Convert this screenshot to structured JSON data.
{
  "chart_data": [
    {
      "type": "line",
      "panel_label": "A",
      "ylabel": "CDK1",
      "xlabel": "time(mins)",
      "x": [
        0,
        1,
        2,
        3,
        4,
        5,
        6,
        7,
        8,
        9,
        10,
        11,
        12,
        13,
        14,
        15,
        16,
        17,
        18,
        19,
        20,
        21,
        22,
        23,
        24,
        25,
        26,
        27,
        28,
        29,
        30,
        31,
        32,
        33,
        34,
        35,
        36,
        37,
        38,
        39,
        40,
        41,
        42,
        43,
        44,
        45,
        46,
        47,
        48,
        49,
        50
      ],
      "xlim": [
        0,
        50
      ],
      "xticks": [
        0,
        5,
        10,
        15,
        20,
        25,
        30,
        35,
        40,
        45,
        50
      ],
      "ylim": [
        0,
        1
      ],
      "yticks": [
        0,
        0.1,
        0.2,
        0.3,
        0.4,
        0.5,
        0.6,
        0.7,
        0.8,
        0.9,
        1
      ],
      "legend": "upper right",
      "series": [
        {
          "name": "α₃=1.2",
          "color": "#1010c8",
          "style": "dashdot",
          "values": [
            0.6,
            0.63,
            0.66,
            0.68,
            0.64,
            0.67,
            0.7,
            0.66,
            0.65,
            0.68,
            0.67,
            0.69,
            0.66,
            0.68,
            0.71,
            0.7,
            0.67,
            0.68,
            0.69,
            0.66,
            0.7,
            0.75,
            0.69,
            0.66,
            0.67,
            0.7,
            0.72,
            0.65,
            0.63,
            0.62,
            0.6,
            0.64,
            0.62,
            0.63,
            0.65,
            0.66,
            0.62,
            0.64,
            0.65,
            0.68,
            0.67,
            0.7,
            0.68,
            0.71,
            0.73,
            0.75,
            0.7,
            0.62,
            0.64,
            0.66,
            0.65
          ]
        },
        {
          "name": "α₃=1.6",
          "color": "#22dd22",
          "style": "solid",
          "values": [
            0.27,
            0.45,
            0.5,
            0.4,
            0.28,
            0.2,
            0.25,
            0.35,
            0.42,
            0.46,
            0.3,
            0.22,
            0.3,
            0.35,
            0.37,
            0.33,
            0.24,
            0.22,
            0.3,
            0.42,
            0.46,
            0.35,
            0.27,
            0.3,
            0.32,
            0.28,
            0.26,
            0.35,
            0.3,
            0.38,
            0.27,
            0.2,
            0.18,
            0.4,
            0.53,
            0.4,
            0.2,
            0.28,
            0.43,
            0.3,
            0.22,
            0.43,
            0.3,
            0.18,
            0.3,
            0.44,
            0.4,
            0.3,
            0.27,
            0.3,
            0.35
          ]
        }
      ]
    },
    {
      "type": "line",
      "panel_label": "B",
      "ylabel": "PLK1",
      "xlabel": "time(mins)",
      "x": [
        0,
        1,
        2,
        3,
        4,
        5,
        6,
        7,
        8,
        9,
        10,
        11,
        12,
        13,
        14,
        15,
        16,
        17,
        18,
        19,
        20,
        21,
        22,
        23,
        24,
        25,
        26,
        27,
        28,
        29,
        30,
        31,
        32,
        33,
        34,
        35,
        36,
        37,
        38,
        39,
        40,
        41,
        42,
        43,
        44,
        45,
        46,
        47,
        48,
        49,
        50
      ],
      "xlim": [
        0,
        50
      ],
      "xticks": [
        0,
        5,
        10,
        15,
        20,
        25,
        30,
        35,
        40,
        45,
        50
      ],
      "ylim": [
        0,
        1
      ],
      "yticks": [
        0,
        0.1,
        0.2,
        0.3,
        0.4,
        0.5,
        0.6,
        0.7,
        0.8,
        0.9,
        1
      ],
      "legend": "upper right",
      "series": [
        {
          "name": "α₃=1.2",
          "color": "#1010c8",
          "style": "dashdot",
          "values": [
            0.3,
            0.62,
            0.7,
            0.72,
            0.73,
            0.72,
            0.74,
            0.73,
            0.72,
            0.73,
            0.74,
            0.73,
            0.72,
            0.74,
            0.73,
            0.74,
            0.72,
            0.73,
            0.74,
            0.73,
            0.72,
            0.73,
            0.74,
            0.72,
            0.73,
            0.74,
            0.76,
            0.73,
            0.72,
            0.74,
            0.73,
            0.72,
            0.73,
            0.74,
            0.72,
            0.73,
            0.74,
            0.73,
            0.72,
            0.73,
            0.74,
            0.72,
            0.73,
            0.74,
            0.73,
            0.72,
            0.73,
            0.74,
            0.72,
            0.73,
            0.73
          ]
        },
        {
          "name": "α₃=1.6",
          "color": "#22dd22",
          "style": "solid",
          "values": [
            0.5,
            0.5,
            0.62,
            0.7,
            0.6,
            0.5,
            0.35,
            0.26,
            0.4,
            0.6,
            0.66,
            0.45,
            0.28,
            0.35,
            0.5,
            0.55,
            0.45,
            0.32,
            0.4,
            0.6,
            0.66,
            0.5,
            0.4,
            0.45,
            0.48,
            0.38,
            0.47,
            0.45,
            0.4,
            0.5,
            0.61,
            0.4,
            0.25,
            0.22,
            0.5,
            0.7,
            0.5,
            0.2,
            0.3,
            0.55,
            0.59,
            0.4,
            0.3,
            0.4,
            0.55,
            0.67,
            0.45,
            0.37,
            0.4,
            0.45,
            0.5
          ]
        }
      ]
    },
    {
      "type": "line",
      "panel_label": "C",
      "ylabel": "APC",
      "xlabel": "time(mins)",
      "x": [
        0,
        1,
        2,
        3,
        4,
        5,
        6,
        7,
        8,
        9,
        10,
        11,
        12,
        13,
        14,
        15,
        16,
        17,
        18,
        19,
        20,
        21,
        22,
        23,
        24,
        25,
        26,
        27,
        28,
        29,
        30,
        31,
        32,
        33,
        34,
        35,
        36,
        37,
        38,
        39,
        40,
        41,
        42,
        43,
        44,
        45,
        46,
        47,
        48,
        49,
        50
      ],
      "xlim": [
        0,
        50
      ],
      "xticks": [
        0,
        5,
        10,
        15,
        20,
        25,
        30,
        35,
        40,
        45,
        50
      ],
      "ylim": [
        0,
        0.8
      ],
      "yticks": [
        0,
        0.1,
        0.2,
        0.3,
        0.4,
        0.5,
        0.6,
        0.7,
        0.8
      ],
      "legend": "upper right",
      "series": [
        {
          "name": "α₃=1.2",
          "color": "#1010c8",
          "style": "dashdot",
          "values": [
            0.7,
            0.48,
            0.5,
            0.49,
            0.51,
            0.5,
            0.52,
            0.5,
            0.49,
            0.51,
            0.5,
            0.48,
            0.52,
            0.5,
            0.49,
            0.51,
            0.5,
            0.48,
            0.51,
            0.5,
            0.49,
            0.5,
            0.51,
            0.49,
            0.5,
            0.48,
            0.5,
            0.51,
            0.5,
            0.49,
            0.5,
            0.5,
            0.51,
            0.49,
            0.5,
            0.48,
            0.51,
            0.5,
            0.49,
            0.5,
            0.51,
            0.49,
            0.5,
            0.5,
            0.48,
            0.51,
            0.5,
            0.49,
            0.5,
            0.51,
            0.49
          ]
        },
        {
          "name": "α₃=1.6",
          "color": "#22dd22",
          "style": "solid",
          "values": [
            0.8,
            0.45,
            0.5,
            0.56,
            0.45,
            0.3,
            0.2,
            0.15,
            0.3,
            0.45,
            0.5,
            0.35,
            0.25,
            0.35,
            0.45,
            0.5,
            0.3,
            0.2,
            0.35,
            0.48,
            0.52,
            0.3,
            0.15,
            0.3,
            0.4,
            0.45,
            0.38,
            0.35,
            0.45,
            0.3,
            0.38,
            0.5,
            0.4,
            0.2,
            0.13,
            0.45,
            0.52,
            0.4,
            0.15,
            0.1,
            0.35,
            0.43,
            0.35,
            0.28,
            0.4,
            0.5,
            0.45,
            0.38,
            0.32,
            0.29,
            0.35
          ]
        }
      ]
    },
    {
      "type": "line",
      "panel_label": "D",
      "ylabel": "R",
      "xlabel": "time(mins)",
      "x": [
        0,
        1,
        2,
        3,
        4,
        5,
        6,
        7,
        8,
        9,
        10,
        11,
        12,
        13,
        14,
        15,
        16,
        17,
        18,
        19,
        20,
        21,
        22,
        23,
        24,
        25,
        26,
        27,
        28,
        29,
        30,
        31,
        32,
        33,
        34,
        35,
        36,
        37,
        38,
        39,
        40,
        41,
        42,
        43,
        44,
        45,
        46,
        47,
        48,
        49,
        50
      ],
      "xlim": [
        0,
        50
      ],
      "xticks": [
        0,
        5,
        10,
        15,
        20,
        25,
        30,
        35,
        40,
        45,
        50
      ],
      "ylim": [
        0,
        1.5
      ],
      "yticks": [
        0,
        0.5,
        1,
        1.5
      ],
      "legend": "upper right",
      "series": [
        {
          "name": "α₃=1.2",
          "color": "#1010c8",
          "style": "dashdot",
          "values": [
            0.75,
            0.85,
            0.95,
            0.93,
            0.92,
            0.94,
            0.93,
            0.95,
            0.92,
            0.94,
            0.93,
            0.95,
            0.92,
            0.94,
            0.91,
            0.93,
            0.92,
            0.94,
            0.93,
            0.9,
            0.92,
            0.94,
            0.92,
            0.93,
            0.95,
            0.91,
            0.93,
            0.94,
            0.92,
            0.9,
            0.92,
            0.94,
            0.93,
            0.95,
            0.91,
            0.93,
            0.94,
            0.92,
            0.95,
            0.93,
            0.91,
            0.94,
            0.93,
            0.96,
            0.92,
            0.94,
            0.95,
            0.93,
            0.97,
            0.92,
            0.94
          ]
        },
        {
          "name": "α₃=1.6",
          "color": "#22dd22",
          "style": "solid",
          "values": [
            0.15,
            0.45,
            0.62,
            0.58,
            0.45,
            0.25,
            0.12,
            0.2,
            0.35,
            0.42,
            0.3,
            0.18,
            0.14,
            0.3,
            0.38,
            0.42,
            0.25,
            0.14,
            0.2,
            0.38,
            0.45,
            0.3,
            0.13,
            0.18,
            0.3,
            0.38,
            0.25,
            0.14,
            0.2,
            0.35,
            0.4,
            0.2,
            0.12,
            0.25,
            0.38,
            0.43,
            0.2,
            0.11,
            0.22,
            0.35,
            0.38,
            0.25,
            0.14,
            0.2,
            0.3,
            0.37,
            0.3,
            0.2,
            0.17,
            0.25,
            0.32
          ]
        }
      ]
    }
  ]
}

→ Your objective
Which lines hold the string "ylabel"? Copy all of them from the data above.

→ Right answer
      "ylabel": "CDK1",
      "ylabel": "PLK1",
      "ylabel": "APC",
      "ylabel": "R",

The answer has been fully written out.